• _Supplied data_:
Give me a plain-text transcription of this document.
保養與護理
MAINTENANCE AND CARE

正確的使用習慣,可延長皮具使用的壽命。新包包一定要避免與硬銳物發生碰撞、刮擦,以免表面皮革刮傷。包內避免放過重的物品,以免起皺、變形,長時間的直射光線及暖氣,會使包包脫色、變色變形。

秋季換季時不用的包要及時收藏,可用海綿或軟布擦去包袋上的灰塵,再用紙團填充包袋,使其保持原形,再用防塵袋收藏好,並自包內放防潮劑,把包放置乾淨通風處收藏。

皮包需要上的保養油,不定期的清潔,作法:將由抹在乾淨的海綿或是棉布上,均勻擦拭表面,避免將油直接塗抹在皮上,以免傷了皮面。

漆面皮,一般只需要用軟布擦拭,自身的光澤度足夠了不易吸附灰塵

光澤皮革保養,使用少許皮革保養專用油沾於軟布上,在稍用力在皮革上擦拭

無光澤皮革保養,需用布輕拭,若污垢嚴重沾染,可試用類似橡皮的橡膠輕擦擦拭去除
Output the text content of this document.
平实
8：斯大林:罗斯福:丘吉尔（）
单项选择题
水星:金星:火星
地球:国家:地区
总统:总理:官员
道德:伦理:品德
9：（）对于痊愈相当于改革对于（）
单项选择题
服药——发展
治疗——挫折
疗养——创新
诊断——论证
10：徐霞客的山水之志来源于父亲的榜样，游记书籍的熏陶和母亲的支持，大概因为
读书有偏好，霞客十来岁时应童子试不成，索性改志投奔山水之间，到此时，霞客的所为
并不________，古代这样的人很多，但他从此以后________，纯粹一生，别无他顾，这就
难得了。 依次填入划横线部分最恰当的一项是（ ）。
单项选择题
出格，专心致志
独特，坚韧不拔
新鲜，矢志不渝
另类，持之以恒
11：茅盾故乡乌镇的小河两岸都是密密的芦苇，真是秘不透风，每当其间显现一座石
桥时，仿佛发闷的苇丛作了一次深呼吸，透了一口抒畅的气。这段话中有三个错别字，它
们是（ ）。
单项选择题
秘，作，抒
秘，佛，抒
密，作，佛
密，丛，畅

* * *

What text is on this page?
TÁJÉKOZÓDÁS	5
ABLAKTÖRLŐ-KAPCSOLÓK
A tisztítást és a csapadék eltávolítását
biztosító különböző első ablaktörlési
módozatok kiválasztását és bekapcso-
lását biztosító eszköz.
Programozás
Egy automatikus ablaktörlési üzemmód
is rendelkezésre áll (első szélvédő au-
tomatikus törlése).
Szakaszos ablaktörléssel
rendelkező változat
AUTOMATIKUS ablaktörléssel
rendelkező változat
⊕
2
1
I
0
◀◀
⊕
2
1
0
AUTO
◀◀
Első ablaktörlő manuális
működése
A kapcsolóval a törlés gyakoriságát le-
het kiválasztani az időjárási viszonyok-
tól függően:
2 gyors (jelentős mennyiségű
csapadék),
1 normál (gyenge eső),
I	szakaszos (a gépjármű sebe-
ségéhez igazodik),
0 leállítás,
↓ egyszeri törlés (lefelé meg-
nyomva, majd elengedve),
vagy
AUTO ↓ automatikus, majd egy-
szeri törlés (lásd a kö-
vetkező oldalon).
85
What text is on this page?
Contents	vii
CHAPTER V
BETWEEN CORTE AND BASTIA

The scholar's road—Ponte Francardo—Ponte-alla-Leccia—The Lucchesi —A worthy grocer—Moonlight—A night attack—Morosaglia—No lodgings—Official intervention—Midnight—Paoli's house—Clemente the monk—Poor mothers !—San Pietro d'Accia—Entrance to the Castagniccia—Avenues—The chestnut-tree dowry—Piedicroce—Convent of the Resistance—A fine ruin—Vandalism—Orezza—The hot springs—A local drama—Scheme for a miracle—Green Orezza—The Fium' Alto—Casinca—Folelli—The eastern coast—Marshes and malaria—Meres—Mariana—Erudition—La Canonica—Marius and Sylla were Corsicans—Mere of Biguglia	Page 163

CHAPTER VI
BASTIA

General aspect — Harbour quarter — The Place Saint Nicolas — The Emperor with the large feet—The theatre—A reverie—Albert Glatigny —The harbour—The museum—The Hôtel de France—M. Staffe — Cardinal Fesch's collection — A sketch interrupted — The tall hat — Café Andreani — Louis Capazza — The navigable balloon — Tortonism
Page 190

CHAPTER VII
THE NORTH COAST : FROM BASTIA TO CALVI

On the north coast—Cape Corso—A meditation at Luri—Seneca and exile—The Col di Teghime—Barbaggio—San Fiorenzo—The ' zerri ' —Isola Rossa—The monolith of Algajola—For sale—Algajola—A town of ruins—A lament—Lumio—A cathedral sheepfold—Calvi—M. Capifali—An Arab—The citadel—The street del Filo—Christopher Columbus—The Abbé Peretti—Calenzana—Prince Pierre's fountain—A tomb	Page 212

• _Aim of the task_:
Filter the listing for the word "ablaktörléssel" and copy every line that holds it.

• _Answer in full_:
Szakaszos ablaktörléssel
AUTOMATIKUS ablaktörléssel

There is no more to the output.